### Estratto del testo

Il nuovo corso americano
e la questione religiosa
Il tempo della retorica - della grande retorica del cambiamento e della speranza
- è finito e per Barack Obama è iniziato quello del governo e quindi anche di
decisioni complesse e difficili. Eppure negli occhi e nel cuore dei milioni di
americani - e non solo - che nei giorni scorsi hanno seguito le cerimonie di
avvio del mandato presidenziale, il 20 gennaio segna davvero un nuovo inizio,
una frattura netta con gli otto anni dell'amministrazione Bush, del suo
cinico "conservatorismo compassionevole" e del protagonismo teocon.
In termini ancora più marcati rispetto alla presidenza Reagan, infatti, gli
ultimi due mandati della casa bianca hanno visto il protagonismo culturale e
politico di una destra religiosa che ha preteso di monopolizzare le dinamiche
religiose interne alla società statunitense e di iscrivere forzatamente Dio
nelle liste del partito repubblicano.
In un certo senso Bush e il suo staff passeranno alla storia proprio per questo:
essere riusciti a distrarre l'elettorato dalle grandi urgenze politiche del 2000
e del 2004, ed aver "eticizzato" le campagne elettorali riducendole a una grande
opzione morale tra "bene" da una parte e "male" dall'altra. In questa
prospettiva i grandi temi politici dell'economia, della pace, della guerra e
delle scelte ambientali, così cari ad Al Gore e a John Kerry, passavano in
secondo piano. Al contrario emergevano con forza i temi dei valori dell'America,
della sua tradizione e della sua identità giudaico-cristiana, il no all'aborto,
al riconoscimento dei diritti degli omosessuali, alla ricerca sulle cellule
staminali embrionali e, più in generale, il tentativo innaturale e
anticostituzionale di confessionalizzare la società e le istituzioni degli Stati
Uniti.

######
### Righe fornite

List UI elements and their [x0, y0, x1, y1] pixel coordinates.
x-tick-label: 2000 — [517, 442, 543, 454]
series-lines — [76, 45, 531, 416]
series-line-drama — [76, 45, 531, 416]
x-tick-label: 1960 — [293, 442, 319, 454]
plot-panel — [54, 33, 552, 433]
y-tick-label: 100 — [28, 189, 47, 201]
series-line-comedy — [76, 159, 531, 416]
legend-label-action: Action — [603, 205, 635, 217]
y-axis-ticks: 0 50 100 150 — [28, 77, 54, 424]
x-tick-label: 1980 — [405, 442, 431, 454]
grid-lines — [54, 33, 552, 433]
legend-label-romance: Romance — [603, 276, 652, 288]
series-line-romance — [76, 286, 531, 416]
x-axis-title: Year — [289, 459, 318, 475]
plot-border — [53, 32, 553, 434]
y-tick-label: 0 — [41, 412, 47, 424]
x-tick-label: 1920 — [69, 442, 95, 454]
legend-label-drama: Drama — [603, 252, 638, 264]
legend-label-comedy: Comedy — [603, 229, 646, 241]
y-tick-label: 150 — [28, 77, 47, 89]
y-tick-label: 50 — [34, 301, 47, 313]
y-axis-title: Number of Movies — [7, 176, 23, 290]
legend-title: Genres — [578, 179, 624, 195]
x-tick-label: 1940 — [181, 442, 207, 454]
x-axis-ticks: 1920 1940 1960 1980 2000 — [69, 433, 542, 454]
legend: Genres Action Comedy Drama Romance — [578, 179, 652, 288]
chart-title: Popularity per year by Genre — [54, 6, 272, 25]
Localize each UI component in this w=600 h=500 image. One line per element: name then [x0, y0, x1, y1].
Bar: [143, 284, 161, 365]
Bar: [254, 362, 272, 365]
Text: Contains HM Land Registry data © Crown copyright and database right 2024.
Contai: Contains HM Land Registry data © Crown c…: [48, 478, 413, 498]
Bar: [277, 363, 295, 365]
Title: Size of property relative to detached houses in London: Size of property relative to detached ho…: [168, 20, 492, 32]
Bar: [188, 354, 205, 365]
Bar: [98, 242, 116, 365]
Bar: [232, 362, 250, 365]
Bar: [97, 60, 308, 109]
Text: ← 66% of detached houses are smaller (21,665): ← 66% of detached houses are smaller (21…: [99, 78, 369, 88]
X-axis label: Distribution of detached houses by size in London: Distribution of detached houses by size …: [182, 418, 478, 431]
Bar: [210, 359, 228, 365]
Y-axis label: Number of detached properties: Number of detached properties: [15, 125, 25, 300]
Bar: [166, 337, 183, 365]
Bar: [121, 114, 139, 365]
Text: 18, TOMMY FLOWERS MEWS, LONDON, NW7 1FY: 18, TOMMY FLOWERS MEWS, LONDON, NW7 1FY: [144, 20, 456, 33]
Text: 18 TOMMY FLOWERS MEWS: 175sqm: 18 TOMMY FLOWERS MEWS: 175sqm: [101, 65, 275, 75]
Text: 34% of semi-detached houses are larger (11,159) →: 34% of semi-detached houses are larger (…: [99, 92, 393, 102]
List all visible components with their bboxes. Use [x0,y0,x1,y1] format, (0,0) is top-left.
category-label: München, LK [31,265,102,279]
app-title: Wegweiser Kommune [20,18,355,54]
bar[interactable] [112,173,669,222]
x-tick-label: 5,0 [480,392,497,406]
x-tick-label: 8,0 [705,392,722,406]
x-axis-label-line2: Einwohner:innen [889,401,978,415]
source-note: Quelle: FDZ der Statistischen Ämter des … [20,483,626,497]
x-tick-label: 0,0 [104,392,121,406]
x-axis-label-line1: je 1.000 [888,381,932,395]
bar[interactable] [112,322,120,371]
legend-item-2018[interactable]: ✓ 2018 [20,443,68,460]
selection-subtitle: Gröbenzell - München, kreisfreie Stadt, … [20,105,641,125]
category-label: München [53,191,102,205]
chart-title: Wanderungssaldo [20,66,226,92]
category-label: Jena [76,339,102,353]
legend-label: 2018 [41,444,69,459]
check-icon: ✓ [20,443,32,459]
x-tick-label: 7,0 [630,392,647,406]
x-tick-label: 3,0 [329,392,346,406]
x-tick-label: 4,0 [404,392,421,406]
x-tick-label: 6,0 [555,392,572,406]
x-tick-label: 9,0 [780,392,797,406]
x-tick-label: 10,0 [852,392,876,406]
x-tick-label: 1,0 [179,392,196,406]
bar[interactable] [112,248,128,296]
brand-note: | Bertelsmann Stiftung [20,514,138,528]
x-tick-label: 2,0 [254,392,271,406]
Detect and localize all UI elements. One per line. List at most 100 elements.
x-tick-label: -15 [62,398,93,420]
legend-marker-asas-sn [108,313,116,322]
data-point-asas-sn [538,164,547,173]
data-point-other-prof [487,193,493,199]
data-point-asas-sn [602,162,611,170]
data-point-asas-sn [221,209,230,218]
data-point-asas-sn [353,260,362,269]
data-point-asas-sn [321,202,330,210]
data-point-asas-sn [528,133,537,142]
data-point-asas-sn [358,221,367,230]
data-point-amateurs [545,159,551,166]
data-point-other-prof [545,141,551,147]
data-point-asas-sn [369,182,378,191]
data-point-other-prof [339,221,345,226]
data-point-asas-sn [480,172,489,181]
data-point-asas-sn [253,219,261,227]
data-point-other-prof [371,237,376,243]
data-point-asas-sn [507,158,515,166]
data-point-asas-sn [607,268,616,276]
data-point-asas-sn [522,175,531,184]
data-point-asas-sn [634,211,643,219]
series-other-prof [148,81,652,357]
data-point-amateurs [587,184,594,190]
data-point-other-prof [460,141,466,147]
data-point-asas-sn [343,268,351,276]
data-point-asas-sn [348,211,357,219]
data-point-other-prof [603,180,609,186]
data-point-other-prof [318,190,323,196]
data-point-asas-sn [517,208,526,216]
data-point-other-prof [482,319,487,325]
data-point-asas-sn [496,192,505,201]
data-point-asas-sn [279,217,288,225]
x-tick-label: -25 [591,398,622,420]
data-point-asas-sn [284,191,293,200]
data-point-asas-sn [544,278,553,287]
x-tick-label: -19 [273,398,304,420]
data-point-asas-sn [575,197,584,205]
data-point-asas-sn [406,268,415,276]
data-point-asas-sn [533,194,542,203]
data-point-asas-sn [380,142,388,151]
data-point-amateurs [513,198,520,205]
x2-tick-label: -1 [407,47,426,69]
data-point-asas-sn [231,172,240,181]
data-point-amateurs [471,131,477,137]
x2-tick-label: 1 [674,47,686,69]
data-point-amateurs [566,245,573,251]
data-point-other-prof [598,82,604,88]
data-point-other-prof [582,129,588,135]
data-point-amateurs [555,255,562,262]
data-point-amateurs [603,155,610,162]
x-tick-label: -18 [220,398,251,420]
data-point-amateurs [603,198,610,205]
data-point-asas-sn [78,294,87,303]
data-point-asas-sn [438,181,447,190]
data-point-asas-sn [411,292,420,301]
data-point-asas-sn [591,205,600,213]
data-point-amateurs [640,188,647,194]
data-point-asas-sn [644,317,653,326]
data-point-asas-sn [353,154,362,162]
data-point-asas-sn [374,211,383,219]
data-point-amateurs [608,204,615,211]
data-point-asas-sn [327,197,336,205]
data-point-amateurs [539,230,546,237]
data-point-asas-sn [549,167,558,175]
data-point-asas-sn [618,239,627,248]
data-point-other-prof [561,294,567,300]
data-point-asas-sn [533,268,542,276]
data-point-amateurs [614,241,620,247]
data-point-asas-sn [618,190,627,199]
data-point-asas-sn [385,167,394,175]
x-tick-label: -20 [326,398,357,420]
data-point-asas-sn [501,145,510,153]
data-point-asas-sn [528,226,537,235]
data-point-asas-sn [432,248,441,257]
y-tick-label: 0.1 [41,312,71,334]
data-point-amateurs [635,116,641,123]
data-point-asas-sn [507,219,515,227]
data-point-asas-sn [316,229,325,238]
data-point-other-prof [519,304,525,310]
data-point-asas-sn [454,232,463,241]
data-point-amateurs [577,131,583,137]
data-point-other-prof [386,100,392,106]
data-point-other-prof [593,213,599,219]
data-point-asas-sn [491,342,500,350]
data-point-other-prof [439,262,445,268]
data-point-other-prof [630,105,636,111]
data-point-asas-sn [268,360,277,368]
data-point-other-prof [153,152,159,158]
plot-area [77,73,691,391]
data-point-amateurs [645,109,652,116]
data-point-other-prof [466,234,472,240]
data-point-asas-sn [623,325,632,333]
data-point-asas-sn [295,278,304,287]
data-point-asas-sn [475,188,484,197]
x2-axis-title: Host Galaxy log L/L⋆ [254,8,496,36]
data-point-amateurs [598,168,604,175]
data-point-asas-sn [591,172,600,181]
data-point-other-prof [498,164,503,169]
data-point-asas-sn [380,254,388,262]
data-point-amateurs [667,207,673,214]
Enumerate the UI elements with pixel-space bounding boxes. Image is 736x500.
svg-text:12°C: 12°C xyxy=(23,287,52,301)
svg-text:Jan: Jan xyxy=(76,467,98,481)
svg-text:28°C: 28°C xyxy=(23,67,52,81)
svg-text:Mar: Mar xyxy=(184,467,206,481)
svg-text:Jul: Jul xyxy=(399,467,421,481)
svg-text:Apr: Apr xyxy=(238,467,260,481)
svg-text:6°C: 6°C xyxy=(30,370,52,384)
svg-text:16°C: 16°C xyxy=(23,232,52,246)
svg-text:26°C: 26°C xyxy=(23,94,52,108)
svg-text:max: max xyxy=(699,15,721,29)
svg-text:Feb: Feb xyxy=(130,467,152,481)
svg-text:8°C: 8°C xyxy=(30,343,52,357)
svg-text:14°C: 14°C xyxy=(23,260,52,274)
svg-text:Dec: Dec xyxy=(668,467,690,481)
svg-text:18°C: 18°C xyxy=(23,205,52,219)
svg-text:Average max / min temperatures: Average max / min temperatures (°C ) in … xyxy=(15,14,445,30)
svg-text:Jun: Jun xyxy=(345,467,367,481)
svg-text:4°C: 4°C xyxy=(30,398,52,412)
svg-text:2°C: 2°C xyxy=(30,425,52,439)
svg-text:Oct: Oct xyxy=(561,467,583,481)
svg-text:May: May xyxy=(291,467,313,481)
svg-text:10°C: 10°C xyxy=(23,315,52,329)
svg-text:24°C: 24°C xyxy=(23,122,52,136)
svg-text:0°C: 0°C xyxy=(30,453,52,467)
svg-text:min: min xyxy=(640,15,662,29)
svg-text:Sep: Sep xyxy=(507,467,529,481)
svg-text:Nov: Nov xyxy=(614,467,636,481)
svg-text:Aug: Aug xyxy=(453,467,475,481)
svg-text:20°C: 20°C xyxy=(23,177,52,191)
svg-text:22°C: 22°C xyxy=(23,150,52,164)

######

Compiti ed esercizi:
1. Secondo l'estratto sul nuovo corso americano, quali grandi temi politici cari ad Al Gore e a John Kerry passavano in secondo piano?
2. Riprendi l'estratto sul nuovo corso americano e proseguilo a partire dalla sua ultima frase.

Risposte agli esercizi:
1. L'economia, la pace, la guerra e le scelte ambientali.

2.
Argomenti - forse i soli - in grado di mobilitare ampi settori di un elettorato
cristiano - altrimenti orientato all'astensione. La capacità di intercettare
la grande domanda di religiosità radicale che si esprime nella società Usa è
quindi stato l'elemento decisivo a favore di otto anni di egemonia repubblicana.
Oggi, invece, tra gli elementi che hanno portato all'elezione di Barack Obama vi
è stata la capacità di assumere il "fattore religioso" e di interpretarlo in
chiave progressista ed inclusiva. Lo abbiamo visto proprio nei giorni scorsi
quando il presidente ha scelto per presiedere le diverse cerimonie religiose
personalità assai diverse tra loro: Rick Warren, un predicatore evangelical che
prima di altri ha rotto con la Destra religiosa e con la sua pretesa di
monopolizzare il "voto di Dio"; ma anche Gene Robinson, un vescovo episcopaliano
(anglicano) apertamente gay e Sharon Watkins, donna pastora e presidente di una
delle denominazioni cristiane degli Usa che ha assunto posizioni più radicali
sui temi politici, etici e sociali. Ma anche sacerdoti cattolici, rabini e imam;
senza ignorare i "non credenti" ai quali Obama si è esplicitamente rivolto nel
suo discorso inaugurale.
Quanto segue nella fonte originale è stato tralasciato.